Starting at the line that holds "Convert this screenshot", restate every line word for word up to and including the last one in the listing below, and omit all pictures.
━━━━━ RECORDS SHOWN
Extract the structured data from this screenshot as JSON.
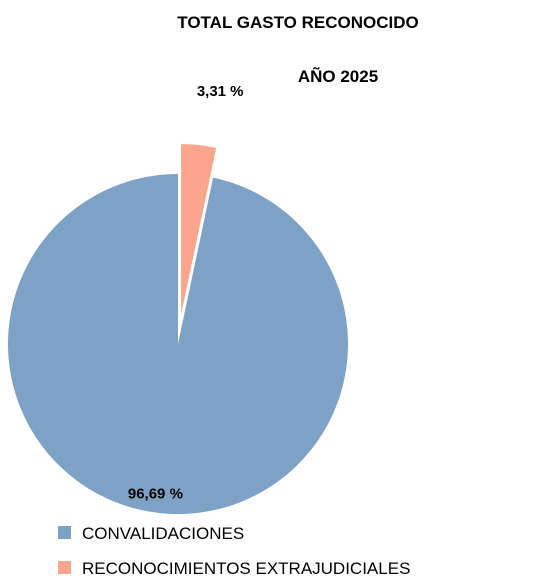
{
  "chart_data": {
    "type": "pie",
    "title": "TOTAL GASTO RECONOCIDO",
    "subtitle": "AÑO 2025",
    "categories": [
      "CONVALIDACIONES",
      "RECONOCIMIENTOS EXTRAJUDICIALES"
    ],
    "values": [
      96.69,
      3.31
    ],
    "data_labels": [
      "96,69 %",
      "3,31 %"
    ],
    "colors": [
      "#7EA2C6",
      "#FBA58D"
    ],
    "exploded": [
      false,
      true
    ],
    "legend_position": "bottom-left"
  }
}
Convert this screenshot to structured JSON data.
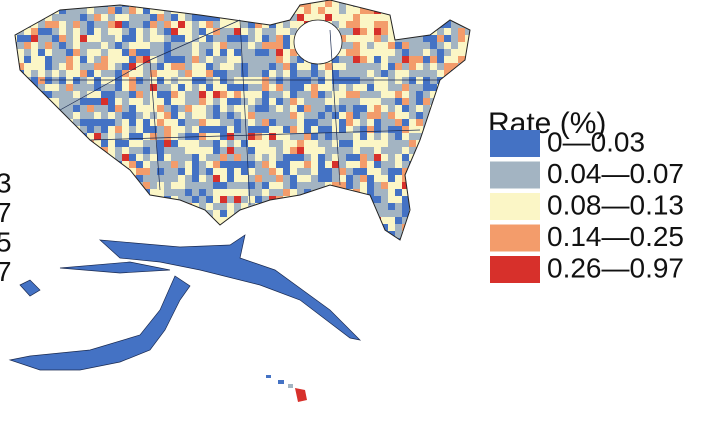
{
  "legend": {
    "title": "Rate (%)",
    "items": [
      {
        "label": "0—0.03",
        "color": "#4472c4"
      },
      {
        "label": "0.04—0.07",
        "color": "#a3b4c2"
      },
      {
        "label": "0.08—0.13",
        "color": "#fbf6c6"
      },
      {
        "label": "0.14—0.25",
        "color": "#f39c6b"
      },
      {
        "label": "0.26—0.97",
        "color": "#d7302b"
      }
    ]
  },
  "left_fragments": [
    "3",
    "7",
    "5",
    "7"
  ]
}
━━━━━━━━━━
OUTPUT »
Convert this screenshot to structured JSON data.
{
  "legend": {
    "title": "Rate (%)",
    "items": [
      {
        "label": "0—0.03",
        "color": "#4472c4"
      },
      {
        "label": "0.04—0.07",
        "color": "#a3b4c2"
      },
      {
        "label": "0.08—0.13",
        "color": "#fbf6c6"
      },
      {
        "label": "0.14—0.25",
        "color": "#f39c6b"
      },
      {
        "label": "0.26—0.97",
        "color": "#d7302b"
      }
    ]
  },
  "left_fragments": [
    "3",
    "7",
    "5",
    "7"
  ]
}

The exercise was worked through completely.